**Brief**
Find each line with the word "прикладной" and copy it.

___ Supplied material ___

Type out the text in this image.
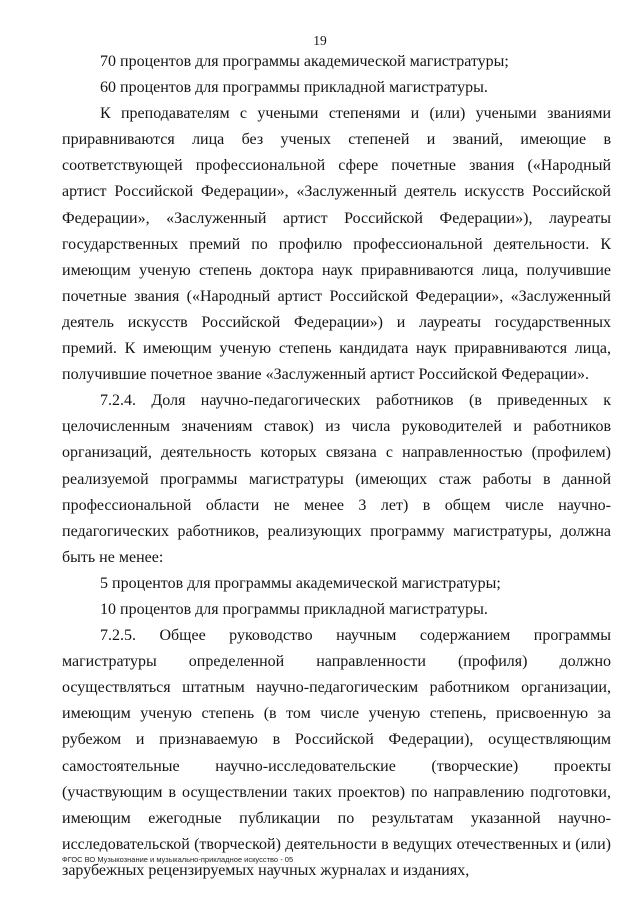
19

70 процентов для программы академической магистратуры;

60 процентов для программы прикладной магистратуры.

К преподавателям с учеными степенями и (или) учеными званиями приравниваются лица без ученых степеней и званий, имеющие в соответствующей профессиональной сфере почетные звания («Народный артист Российской Федерации», «Заслуженный деятель искусств Российской Федерации», «Заслуженный артист Российской Федерации»), лауреаты государственных премий по профилю профессиональной деятельности. К имеющим ученую степень доктора наук приравниваются лица, получившие почетные звания («Народный артист Российской Федерации», «Заслуженный деятель искусств Российской Федерации») и лауреаты государственных премий. К имеющим ученую степень кандидата наук приравниваются лица, получившие почетное звание «Заслуженный артист Российской Федерации».

7.2.4. Доля научно-педагогических работников (в приведенных к целочисленным значениям ставок) из числа руководителей и работников организаций, деятельность которых связана с направленностью (профилем) реализуемой программы магистратуры (имеющих стаж работы в данной профессиональной области не менее 3 лет) в общем числе научно-педагогических работников, реализующих программу магистратуры, должна быть не менее:

5 процентов для программы академической магистратуры;

10 процентов для программы прикладной магистратуры.

7.2.5. Общее руководство научным содержанием программы магистратуры определенной направленности (профиля) должно осуществляться штатным научно-педагогическим работником организации, имеющим ученую степень (в том числе ученую степень, присвоенную за рубежом и признаваемую в Российской Федерации), осуществляющим самостоятельные научно-исследовательские (творческие) проекты (участвующим в осуществлении таких проектов) по направлению подготовки, имеющим ежегодные публикации по результатам указанной научно-исследовательской (творческой) деятельности в ведущих отечественных и (или) зарубежных рецензируемых научных журналах и изданиях,

ФГОС ВО Музыкознание и музыкально-прикладное искусство - 05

___

**Task result**
60 процентов для программы прикладной магистратуры.
10 процентов для программы прикладной магистратуры.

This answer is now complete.